Write out the material exactly, leaving every picture behind.

-------- LISTED ENTRIES --------

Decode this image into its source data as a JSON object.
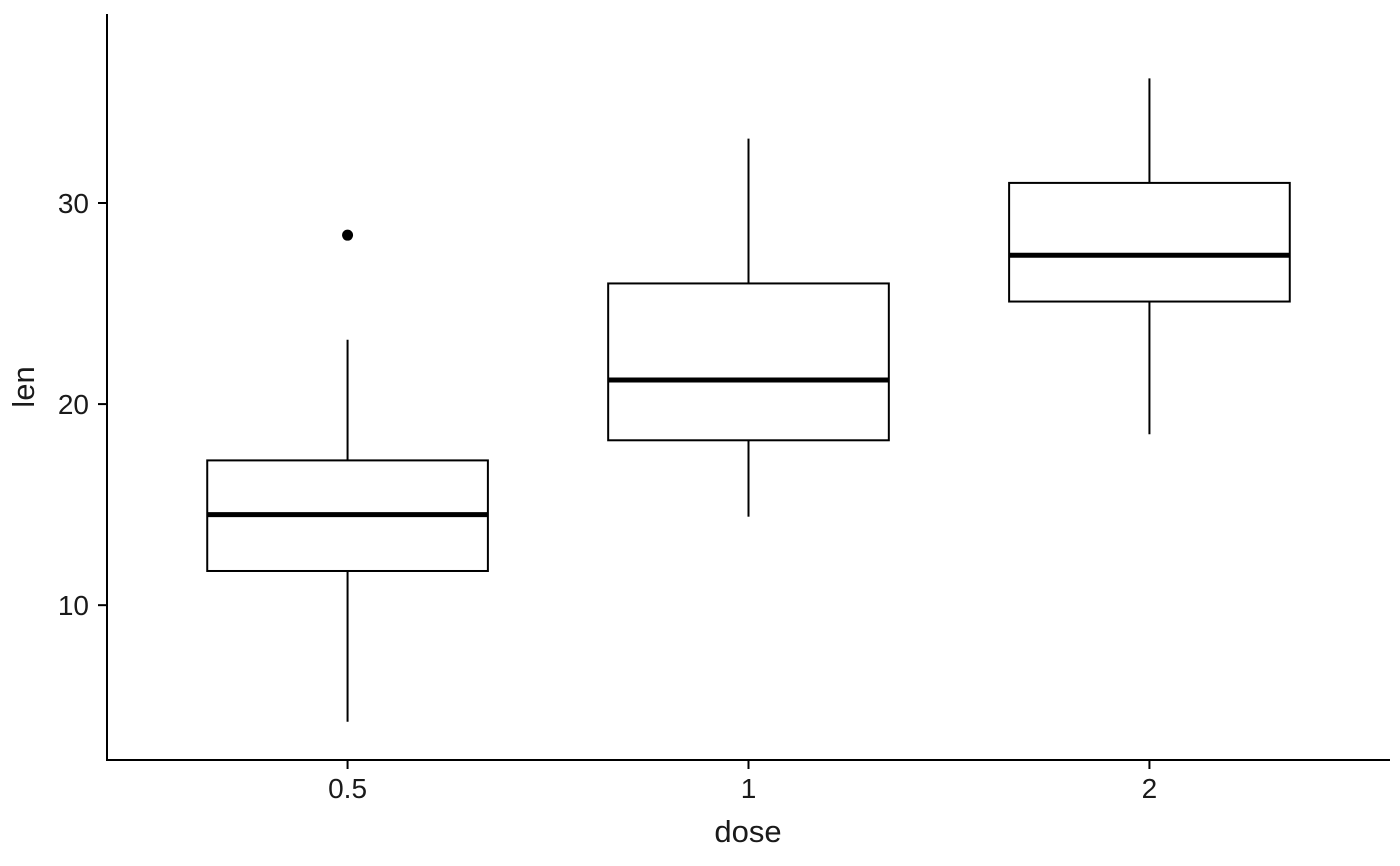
{
  "figure": {
    "background_color": "#ffffff",
    "line_color": "#000000",
    "text_color": "#1a1a1a"
  },
  "chart_data": {
    "type": "boxplot",
    "title": "",
    "xlabel": "dose",
    "ylabel": "len",
    "categories": [
      "0.5",
      "1",
      "2"
    ],
    "y_ticks": [
      10,
      20,
      30
    ],
    "ylim": [
      2.3,
      39.4
    ],
    "grid": false,
    "legend": false,
    "box_fill": "#ffffff",
    "box_width_rel": 0.7,
    "series": [
      {
        "category": "0.5",
        "lower_whisker": 4.2,
        "q1": 11.7,
        "median": 14.5,
        "q3": 17.2,
        "upper_whisker": 23.2,
        "outliers": [
          28.4
        ]
      },
      {
        "category": "1",
        "lower_whisker": 14.4,
        "q1": 18.2,
        "median": 21.2,
        "q3": 26.0,
        "upper_whisker": 33.2,
        "outliers": []
      },
      {
        "category": "2",
        "lower_whisker": 18.5,
        "q1": 25.1,
        "median": 27.4,
        "q3": 31.0,
        "upper_whisker": 36.2,
        "outliers": []
      }
    ]
  }
}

--------

[RIGHT ANSWER]
Decode this image into its source data as a JSON object.
{
  "figure": {
    "background_color": "#ffffff",
    "line_color": "#000000",
    "text_color": "#1a1a1a"
  },
  "chart_data": {
    "type": "boxplot",
    "title": "",
    "xlabel": "dose",
    "ylabel": "len",
    "categories": [
      "0.5",
      "1",
      "2"
    ],
    "y_ticks": [
      10,
      20,
      30
    ],
    "ylim": [
      2.3,
      39.4
    ],
    "grid": false,
    "legend": false,
    "box_fill": "#ffffff",
    "box_width_rel": 0.7,
    "series": [
      {
        "category": "0.5",
        "lower_whisker": 4.2,
        "q1": 11.7,
        "median": 14.5,
        "q3": 17.2,
        "upper_whisker": 23.2,
        "outliers": [
          28.4
        ]
      },
      {
        "category": "1",
        "lower_whisker": 14.4,
        "q1": 18.2,
        "median": 21.2,
        "q3": 26.0,
        "upper_whisker": 33.2,
        "outliers": []
      },
      {
        "category": "2",
        "lower_whisker": 18.5,
        "q1": 25.1,
        "median": 27.4,
        "q3": 31.0,
        "upper_whisker": 36.2,
        "outliers": []
      }
    ]
  }
}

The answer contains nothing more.